◆ **Records shown**:
········

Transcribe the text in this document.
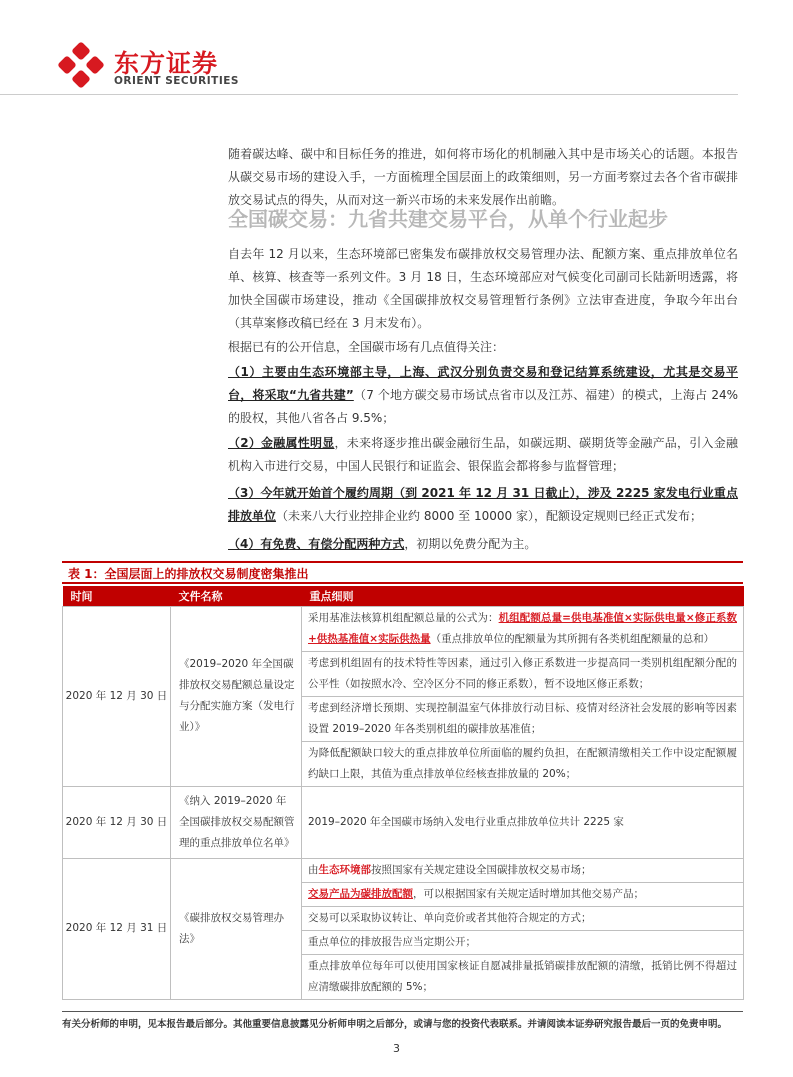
东方证券
ORIENT SECURITIES

随着碳达峰、碳中和目标任务的推进，如何将市场化的机制融入其中是市场关心的话题。本报告从碳交易市场的建设入手，一方面梳理全国层面上的政策细则，另一方面考察过去各个省市碳排放交易试点的得失，从而对这一新兴市场的未来发展作出前瞻。

全国碳交易：九省共建交易平台，从单个行业起步

自去年 12 月以来，生态环境部已密集发布碳排放权交易管理办法、配额方案、重点排放单位名单、核算、核查等一系列文件。3 月 18 日，生态环境部应对气候变化司副司长陆新明透露，将加快全国碳市场建设，推动《全国碳排放权交易管理暂行条例》立法审查进度，争取今年出台（其草案修改稿已经在 3 月末发布）。

根据已有的公开信息，全国碳市场有几点值得关注：

（1）主要由生态环境部主导，上海、武汉分别负责交易和登记结算系统建设，尤其是交易平台，将采取“九省共建”（7 个地方碳交易市场试点省市以及江苏、福建）的模式，上海占 24%的股权，其他八省各占 9.5%；

（2）金融属性明显，未来将逐步推出碳金融衍生品，如碳远期、碳期货等金融产品，引入金融机构入市进行交易，中国人民银行和证监会、银保监会都将参与监督管理；

（3）今年就开始首个履约周期（到 2021 年 12 月 31 日截止），涉及 2225 家发电行业重点排放单位（未来八大行业控排企业约 8000 至 10000 家），配额设定规则已经正式发布；

（4）有免费、有偿分配两种方式，初期以免费分配为主。

表 1：全国层面上的排放权交易制度密集推出
时间	文件名称	重点细则
2020 年 12 月 30 日	《2019–2020 年全国碳排放权交易配额总量设定与分配实施方案（发电行业）》	采用基准法核算机组配额总量的公式为：机组配额总量=供电基准值×实际供电量×修正系数+供热基准值×实际供热量（重点排放单位的配额量为其所拥有各类机组配额量的总和）
		考虑到机组固有的技术特性等因素，通过引入修正系数进一步提高同一类别机组配额分配的公平性（如按照水冷、空冷区分不同的修正系数），暂不设地区修正系数；
		考虑到经济增长预期、实现控制温室气体排放行动目标、疫情对经济社会发展的影响等因素设置 2019–2020 年各类别机组的碳排放基准值；
		为降低配额缺口较大的重点排放单位所面临的履约负担，在配额清缴相关工作中设定配额履约缺口上限，其值为重点排放单位经核查排放量的 20%；
2020 年 12 月 30 日	《纳入 2019–2020 年全国碳排放权交易配额管理的重点排放单位名单》	2019–2020 年全国碳市场纳入发电行业重点排放单位共计 2225 家
2020 年 12 月 31 日	《碳排放权交易管理办法》	由生态环境部按照国家有关规定建设全国碳排放权交易市场；
		交易产品为碳排放配额，可以根据国家有关规定适时增加其他交易产品；
		交易可以采取协议转让、单向竞价或者其他符合规定的方式；
		重点单位的排放报告应当定期公开；
		重点排放单位每年可以使用国家核证自愿减排量抵销碳排放配额的清缴，抵销比例不得超过应清缴碳排放配额的 5%；
有关分析师的申明，见本报告最后部分。其他重要信息披露见分析师申明之后部分，或请与您的投资代表联系。并请阅读本证券研究报告最后一页的免责申明。
3
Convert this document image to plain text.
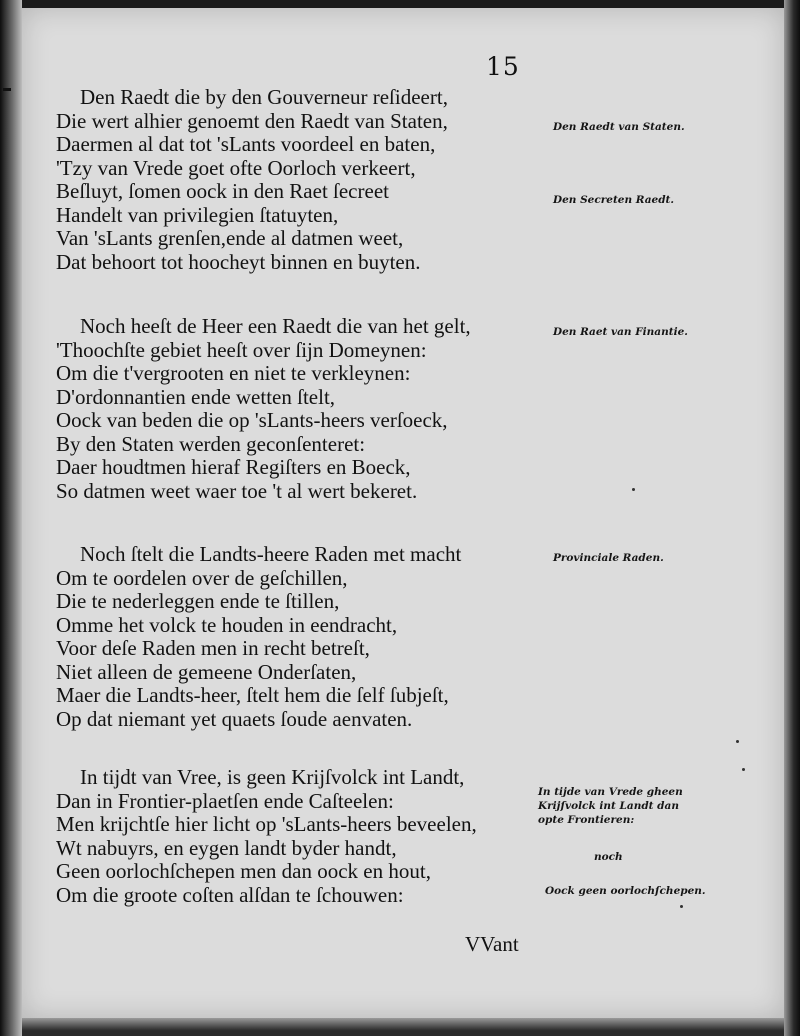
15
Den Raedt die by den Gouverneur reſideert,
Die wert alhier genoemt den Raedt van Staten,
Daermen al dat tot 'sLants voordeel en baten,
'Tzy van Vrede goet ofte Oorloch verkeert,
Beſluyt, ſomen oock in den Raet ſecreet
Handelt van privilegien ſtatuyten,
Van 'sLants grenſen,ende al datmen weet,
Dat behoort tot hoocheyt binnen en buyten.
Noch heeſt de Heer een Raedt die van het gelt,
'Thoochſte gebiet heeſt over ſijn Domeynen:
Om die t'vergrooten en niet te verkleynen:
D'ordonnantien ende wetten ſtelt,
Oock van beden die op 'sLants-heers verſoeck,
By den Staten werden geconſenteret:
Daer houdtmen hieraf Regiſters en Boeck,
So datmen weet waer toe 't al wert bekeret.
Noch ſtelt die Landts-heere Raden met macht
Om te oordelen over de geſchillen,
Die te nederleggen ende te ſtillen,
Omme het volck te houden in eendracht,
Voor deſe Raden men in recht betreſt,
Niet alleen de gemeene Onderſaten,
Maer die Landts-heer, ſtelt hem die ſelf ſubjeſt,
Op dat niemant yet quaets ſoude aenvaten.
In tijdt van Vree, is geen Krijſvolck int Landt,
Dan in Frontier-plaetſen ende Caſteelen:
Men krijchtſe hier licht op 'sLants-heers beveelen,
Wt nabuyrs, en eygen landt byder handt,
Geen oorlochſchepen men dan oock en hout,
Om die groote coſten alſdan te ſchouwen:
Den Raedt van Staten.
Den Secreten Raedt.
Den Raet van Finantie.
Provinciale Raden.
In tijde van Vrede gheen
Krijſvolck int Landt dan
opte Frontieren:
noch
Oock geen oorlochſchepen.
VVant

········

◆ **Written exercise**: Output every entry exactly as given; pictures are not part of the copy.

◆ **Answer in full**:
Transcribe the text in this document.
东方证券
ORIENT SECURITIES

随着碳达峰、碳中和目标任务的推进，如何将市场化的机制融入其中是市场关心的话题。本报告从碳交易市场的建设入手，一方面梳理全国层面上的政策细则，另一方面考察过去各个省市碳排放交易试点的得失，从而对这一新兴市场的未来发展作出前瞻。

全国碳交易：九省共建交易平台，从单个行业起步

自去年 12 月以来，生态环境部已密集发布碳排放权交易管理办法、配额方案、重点排放单位名单、核算、核查等一系列文件。3 月 18 日，生态环境部应对气候变化司副司长陆新明透露，将加快全国碳市场建设，推动《全国碳排放权交易管理暂行条例》立法审查进度，争取今年出台（其草案修改稿已经在 3 月末发布）。

根据已有的公开信息，全国碳市场有几点值得关注：

（1）主要由生态环境部主导，上海、武汉分别负责交易和登记结算系统建设，尤其是交易平台，将采取“九省共建”（7 个地方碳交易市场试点省市以及江苏、福建）的模式，上海占 24%的股权，其他八省各占 9.5%；

（2）金融属性明显，未来将逐步推出碳金融衍生品，如碳远期、碳期货等金融产品，引入金融机构入市进行交易，中国人民银行和证监会、银保监会都将参与监督管理；

（3）今年就开始首个履约周期（到 2021 年 12 月 31 日截止），涉及 2225 家发电行业重点排放单位（未来八大行业控排企业约 8000 至 10000 家），配额设定规则已经正式发布；

（4）有免费、有偿分配两种方式，初期以免费分配为主。

表 1：全国层面上的排放权交易制度密集推出
时间	文件名称	重点细则
2020 年 12 月 30 日	《2019–2020 年全国碳排放权交易配额总量设定与分配实施方案（发电行业）》	采用基准法核算机组配额总量的公式为：机组配额总量=供电基准值×实际供电量×修正系数+供热基准值×实际供热量（重点排放单位的配额量为其所拥有各类机组配额量的总和）
		考虑到机组固有的技术特性等因素，通过引入修正系数进一步提高同一类别机组配额分配的公平性（如按照水冷、空冷区分不同的修正系数），暂不设地区修正系数；
		考虑到经济增长预期、实现控制温室气体排放行动目标、疫情对经济社会发展的影响等因素设置 2019–2020 年各类别机组的碳排放基准值；
		为降低配额缺口较大的重点排放单位所面临的履约负担，在配额清缴相关工作中设定配额履约缺口上限，其值为重点排放单位经核查排放量的 20%；
2020 年 12 月 30 日	《纳入 2019–2020 年全国碳排放权交易配额管理的重点排放单位名单》	2019–2020 年全国碳市场纳入发电行业重点排放单位共计 2225 家
2020 年 12 月 31 日	《碳排放权交易管理办法》	由生态环境部按照国家有关规定建设全国碳排放权交易市场；
		交易产品为碳排放配额，可以根据国家有关规定适时增加其他交易产品；
		交易可以采取协议转让、单向竞价或者其他符合规定的方式；
		重点单位的排放报告应当定期公开；
		重点排放单位每年可以使用国家核证自愿减排量抵销碳排放配额的清缴，抵销比例不得超过应清缴碳排放配额的 5%；
有关分析师的申明，见本报告最后部分。其他重要信息披露见分析师申明之后部分，或请与您的投资代表联系。并请阅读本证券研究报告最后一页的免责申明。
3
Convert this document image to plain text.
15
Den Raedt die by den Gouverneur reſideert,
Die wert alhier genoemt den Raedt van Staten,
Daermen al dat tot 'sLants voordeel en baten,
'Tzy van Vrede goet ofte Oorloch verkeert,
Beſluyt, ſomen oock in den Raet ſecreet
Handelt van privilegien ſtatuyten,
Van 'sLants grenſen,ende al datmen weet,
Dat behoort tot hoocheyt binnen en buyten.
Noch heeſt de Heer een Raedt die van het gelt,
'Thoochſte gebiet heeſt over ſijn Domeynen:
Om die t'vergrooten en niet te verkleynen:
D'ordonnantien ende wetten ſtelt,
Oock van beden die op 'sLants-heers verſoeck,
By den Staten werden geconſenteret:
Daer houdtmen hieraf Regiſters en Boeck,
So datmen weet waer toe 't al wert bekeret.
Noch ſtelt die Landts-heere Raden met macht
Om te oordelen over de geſchillen,
Die te nederleggen ende te ſtillen,
Omme het volck te houden in eendracht,
Voor deſe Raden men in recht betreſt,
Niet alleen de gemeene Onderſaten,
Maer die Landts-heer, ſtelt hem die ſelf ſubjeſt,
Op dat niemant yet quaets ſoude aenvaten.
In tijdt van Vree, is geen Krijſvolck int Landt,
Dan in Frontier-plaetſen ende Caſteelen:
Men krijchtſe hier licht op 'sLants-heers beveelen,
Wt nabuyrs, en eygen landt byder handt,
Geen oorlochſchepen men dan oock en hout,
Om die groote coſten alſdan te ſchouwen:
Den Raedt van Staten.
Den Secreten Raedt.
Den Raet van Finantie.
Provinciale Raden.
In tijde van Vrede gheen
Krijſvolck int Landt dan
opte Frontieren:
noch
Oock geen oorlochſchepen.
VVant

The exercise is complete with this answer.